* **RECORDED INFORMATION**:
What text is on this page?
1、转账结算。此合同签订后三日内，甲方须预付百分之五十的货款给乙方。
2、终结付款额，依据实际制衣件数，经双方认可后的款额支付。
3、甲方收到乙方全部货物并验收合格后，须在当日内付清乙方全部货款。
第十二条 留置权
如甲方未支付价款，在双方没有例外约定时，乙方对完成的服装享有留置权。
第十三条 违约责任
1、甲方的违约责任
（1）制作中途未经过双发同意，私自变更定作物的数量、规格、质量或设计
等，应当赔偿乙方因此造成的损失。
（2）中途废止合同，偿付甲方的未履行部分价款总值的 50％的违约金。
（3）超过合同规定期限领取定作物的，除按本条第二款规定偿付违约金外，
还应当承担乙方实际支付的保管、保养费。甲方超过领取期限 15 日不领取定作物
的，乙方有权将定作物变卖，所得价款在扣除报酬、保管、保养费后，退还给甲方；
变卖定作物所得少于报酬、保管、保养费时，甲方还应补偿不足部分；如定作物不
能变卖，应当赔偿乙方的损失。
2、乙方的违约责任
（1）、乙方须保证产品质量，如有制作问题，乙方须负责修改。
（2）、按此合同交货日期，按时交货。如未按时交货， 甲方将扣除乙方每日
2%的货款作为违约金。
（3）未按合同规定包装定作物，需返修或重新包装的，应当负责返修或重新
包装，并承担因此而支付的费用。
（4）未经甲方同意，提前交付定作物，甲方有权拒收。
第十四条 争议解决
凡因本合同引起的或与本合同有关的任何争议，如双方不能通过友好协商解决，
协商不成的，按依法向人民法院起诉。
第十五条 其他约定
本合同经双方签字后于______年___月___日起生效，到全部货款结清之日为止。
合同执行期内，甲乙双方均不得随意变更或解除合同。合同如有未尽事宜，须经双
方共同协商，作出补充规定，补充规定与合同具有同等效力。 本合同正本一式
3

* **BRIEF**:
Print out every entry, keeping each one exact.

* **RESPONSE**:
What text is on this page?
1、转账结算。此合同签订后三日内，甲方须预付百分之五十的货款给乙方。
2、终结付款额，依据实际制衣件数，经双方认可后的款额支付。
3、甲方收到乙方全部货物并验收合格后，须在当日内付清乙方全部货款。
第十二条 留置权
如甲方未支付价款，在双方没有例外约定时，乙方对完成的服装享有留置权。
第十三条 违约责任
1、甲方的违约责任
（1）制作中途未经过双发同意，私自变更定作物的数量、规格、质量或设计
等，应当赔偿乙方因此造成的损失。
（2）中途废止合同，偿付甲方的未履行部分价款总值的 50％的违约金。
（3）超过合同规定期限领取定作物的，除按本条第二款规定偿付违约金外，
还应当承担乙方实际支付的保管、保养费。甲方超过领取期限 15 日不领取定作物
的，乙方有权将定作物变卖，所得价款在扣除报酬、保管、保养费后，退还给甲方；
变卖定作物所得少于报酬、保管、保养费时，甲方还应补偿不足部分；如定作物不
能变卖，应当赔偿乙方的损失。
2、乙方的违约责任
（1）、乙方须保证产品质量，如有制作问题，乙方须负责修改。
（2）、按此合同交货日期，按时交货。如未按时交货， 甲方将扣除乙方每日
2%的货款作为违约金。
（3）未按合同规定包装定作物，需返修或重新包装的，应当负责返修或重新
包装，并承担因此而支付的费用。
（4）未经甲方同意，提前交付定作物，甲方有权拒收。
第十四条 争议解决
凡因本合同引起的或与本合同有关的任何争议，如双方不能通过友好协商解决，
协商不成的，按依法向人民法院起诉。
第十五条 其他约定
本合同经双方签字后于______年___月___日起生效，到全部货款结清之日为止。
合同执行期内，甲乙双方均不得随意变更或解除合同。合同如有未尽事宜，须经双
方共同协商，作出补充规定，补充规定与合同具有同等效力。 本合同正本一式
3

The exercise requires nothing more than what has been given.